*** Materials provided

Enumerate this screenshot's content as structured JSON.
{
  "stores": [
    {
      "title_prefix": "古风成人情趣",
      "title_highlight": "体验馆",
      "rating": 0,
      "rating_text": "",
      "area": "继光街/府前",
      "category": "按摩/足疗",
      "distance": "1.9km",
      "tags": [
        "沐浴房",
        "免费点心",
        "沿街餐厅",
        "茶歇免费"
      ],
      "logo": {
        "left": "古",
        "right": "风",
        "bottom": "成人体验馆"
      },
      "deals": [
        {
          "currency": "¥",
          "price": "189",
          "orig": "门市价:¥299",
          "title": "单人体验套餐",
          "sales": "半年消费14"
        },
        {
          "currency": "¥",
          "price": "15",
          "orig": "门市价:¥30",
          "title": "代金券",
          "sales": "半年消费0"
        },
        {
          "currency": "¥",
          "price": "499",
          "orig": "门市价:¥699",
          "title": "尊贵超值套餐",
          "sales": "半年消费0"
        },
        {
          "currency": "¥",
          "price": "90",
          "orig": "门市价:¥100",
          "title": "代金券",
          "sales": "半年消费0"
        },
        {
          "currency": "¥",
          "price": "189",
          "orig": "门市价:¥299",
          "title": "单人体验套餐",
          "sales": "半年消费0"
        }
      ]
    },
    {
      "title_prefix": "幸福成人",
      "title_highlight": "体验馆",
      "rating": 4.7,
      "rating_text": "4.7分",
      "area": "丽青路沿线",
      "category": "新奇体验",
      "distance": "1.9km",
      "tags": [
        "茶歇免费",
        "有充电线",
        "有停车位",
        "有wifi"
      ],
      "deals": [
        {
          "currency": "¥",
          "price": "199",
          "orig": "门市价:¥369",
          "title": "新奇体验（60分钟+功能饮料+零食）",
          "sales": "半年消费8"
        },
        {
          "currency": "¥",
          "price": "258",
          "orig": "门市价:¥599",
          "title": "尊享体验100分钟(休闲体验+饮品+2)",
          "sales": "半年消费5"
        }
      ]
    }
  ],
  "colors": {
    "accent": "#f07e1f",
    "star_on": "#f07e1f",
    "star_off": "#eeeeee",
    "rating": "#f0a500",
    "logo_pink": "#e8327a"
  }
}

******

> Exercise brief
Retype all of the material, keeping each line exact.

> Answer
Enumerate this screenshot's content as structured JSON.
{
  "stores": [
    {
      "title_prefix": "古风成人情趣",
      "title_highlight": "体验馆",
      "rating": 0,
      "rating_text": "",
      "area": "继光街/府前",
      "category": "按摩/足疗",
      "distance": "1.9km",
      "tags": [
        "沐浴房",
        "免费点心",
        "沿街餐厅",
        "茶歇免费"
      ],
      "logo": {
        "left": "古",
        "right": "风",
        "bottom": "成人体验馆"
      },
      "deals": [
        {
          "currency": "¥",
          "price": "189",
          "orig": "门市价:¥299",
          "title": "单人体验套餐",
          "sales": "半年消费14"
        },
        {
          "currency": "¥",
          "price": "15",
          "orig": "门市价:¥30",
          "title": "代金券",
          "sales": "半年消费0"
        },
        {
          "currency": "¥",
          "price": "499",
          "orig": "门市价:¥699",
          "title": "尊贵超值套餐",
          "sales": "半年消费0"
        },
        {
          "currency": "¥",
          "price": "90",
          "orig": "门市价:¥100",
          "title": "代金券",
          "sales": "半年消费0"
        },
        {
          "currency": "¥",
          "price": "189",
          "orig": "门市价:¥299",
          "title": "单人体验套餐",
          "sales": "半年消费0"
        }
      ]
    },
    {
      "title_prefix": "幸福成人",
      "title_highlight": "体验馆",
      "rating": 4.7,
      "rating_text": "4.7分",
      "area": "丽青路沿线",
      "category": "新奇体验",
      "distance": "1.9km",
      "tags": [
        "茶歇免费",
        "有充电线",
        "有停车位",
        "有wifi"
      ],
      "deals": [
        {
          "currency": "¥",
          "price": "199",
          "orig": "门市价:¥369",
          "title": "新奇体验（60分钟+功能饮料+零食）",
          "sales": "半年消费8"
        },
        {
          "currency": "¥",
          "price": "258",
          "orig": "门市价:¥599",
          "title": "尊享体验100分钟(休闲体验+饮品+2)",
          "sales": "半年消费5"
        }
      ]
    }
  ],
  "colors": {
    "accent": "#f07e1f",
    "star_on": "#f07e1f",
    "star_off": "#eeeeee",
    "rating": "#f0a500",
    "logo_pink": "#e8327a"
  }
}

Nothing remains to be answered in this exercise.